(Collected data entries)
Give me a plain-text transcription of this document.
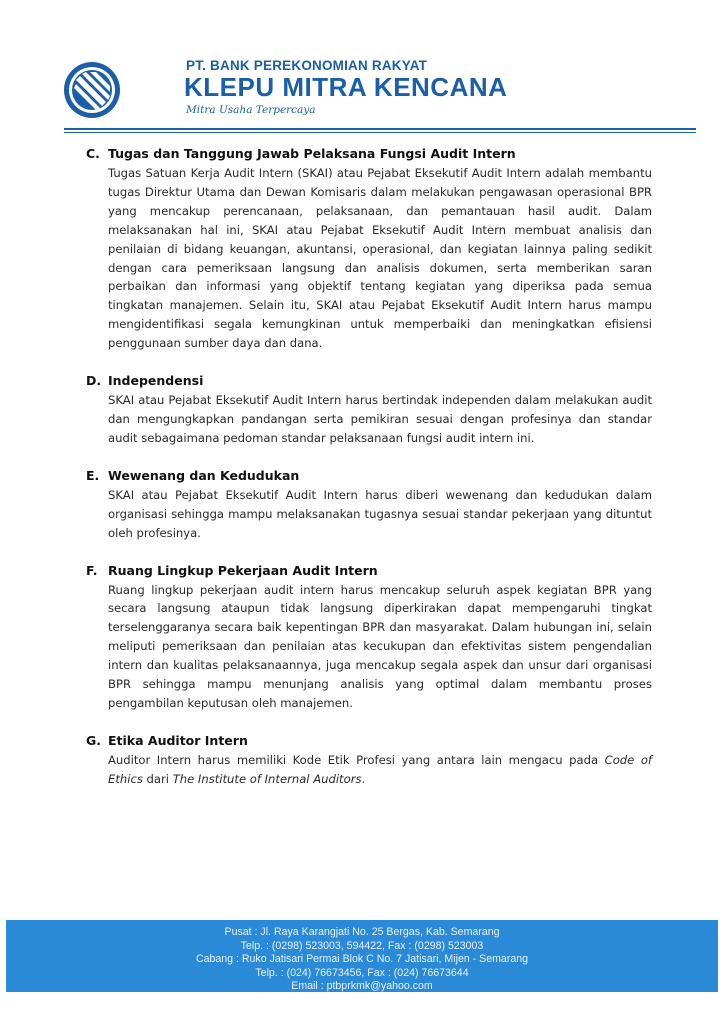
PT. BANK PEREKONOMIAN RAKYAT
KLEPU MITRA KENCANA
Mitra Usaha Terpercaya
C. Tugas dan Tanggung Jawab Pelaksana Fungsi Audit Intern
Tugas Satuan Kerja Audit Intern (SKAI) atau Pejabat Eksekutif Audit Intern adalah membantu tugas Direktur Utama dan Dewan Komisaris dalam melakukan pengawasan operasional BPR yang mencakup perencanaan, pelaksanaan, dan pemantauan hasil audit. Dalam melaksanakan hal ini, SKAI atau Pejabat Eksekutif Audit Intern membuat analisis dan penilaian di bidang keuangan, akuntansi, operasional, dan kegiatan lainnya paling sedikit dengan cara pemeriksaan langsung dan analisis dokumen, serta memberikan saran perbaikan dan informasi yang objektif tentang kegiatan yang diperiksa pada semua tingkatan manajemen. Selain itu, SKAI atau Pejabat Eksekutif Audit Intern harus mampu mengidentifikasi segala kemungkinan untuk memperbaiki dan meningkatkan efisiensi penggunaan sumber daya dan dana.
D. Independensi
SKAI atau Pejabat Eksekutif Audit Intern harus bertindak independen dalam melakukan audit dan mengungkapkan pandangan serta pemikiran sesuai dengan profesinya dan standar audit sebagaimana pedoman standar pelaksanaan fungsi audit intern ini.
E. Wewenang dan Kedudukan
SKAI atau Pejabat Eksekutif Audit Intern harus diberi wewenang dan kedudukan dalam organisasi sehingga mampu melaksanakan tugasnya sesuai standar pekerjaan yang dituntut oleh profesinya.
F. Ruang Lingkup Pekerjaan Audit Intern
Ruang lingkup pekerjaan audit intern harus mencakup seluruh aspek kegiatan BPR yang secara langsung ataupun tidak langsung diperkirakan dapat mempengaruhi tingkat terselenggaranya secara baik kepentingan BPR dan masyarakat. Dalam hubungan ini, selain meliputi pemeriksaan dan penilaian atas kecukupan dan efektivitas sistem pengendalian intern dan kualitas pelaksanaannya, juga mencakup segala aspek dan unsur dari organisasi BPR sehingga mampu menunjang analisis yang optimal dalam membantu proses pengambilan keputusan oleh manajemen.
G. Etika Auditor Intern
Auditor Intern harus memiliki Kode Etik Profesi yang antara lain mengacu pada Code of Ethics dari The Institute of Internal Auditors.
Pusat : Jl. Raya Karangjati No. 25 Bergas, Kab. Semarang
Telp. : (0298) 523003, 594422, Fax : (0298) 523003
Cabang : Ruko Jatisari Permai Blok C No. 7 Jatisari, Mijen - Semarang
Telp. : (024) 76673456, Fax : (024) 76673644
Email : ptbprkmk@yahoo.com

Problem details
Each line that has the word "Auditor" should be copied.

Task output
G. Etika Auditor Intern
Auditor Intern harus memiliki Kode Etik Profesi yang antara lain mengacu pada Code of Ethics dari The Institute of Internal Auditors.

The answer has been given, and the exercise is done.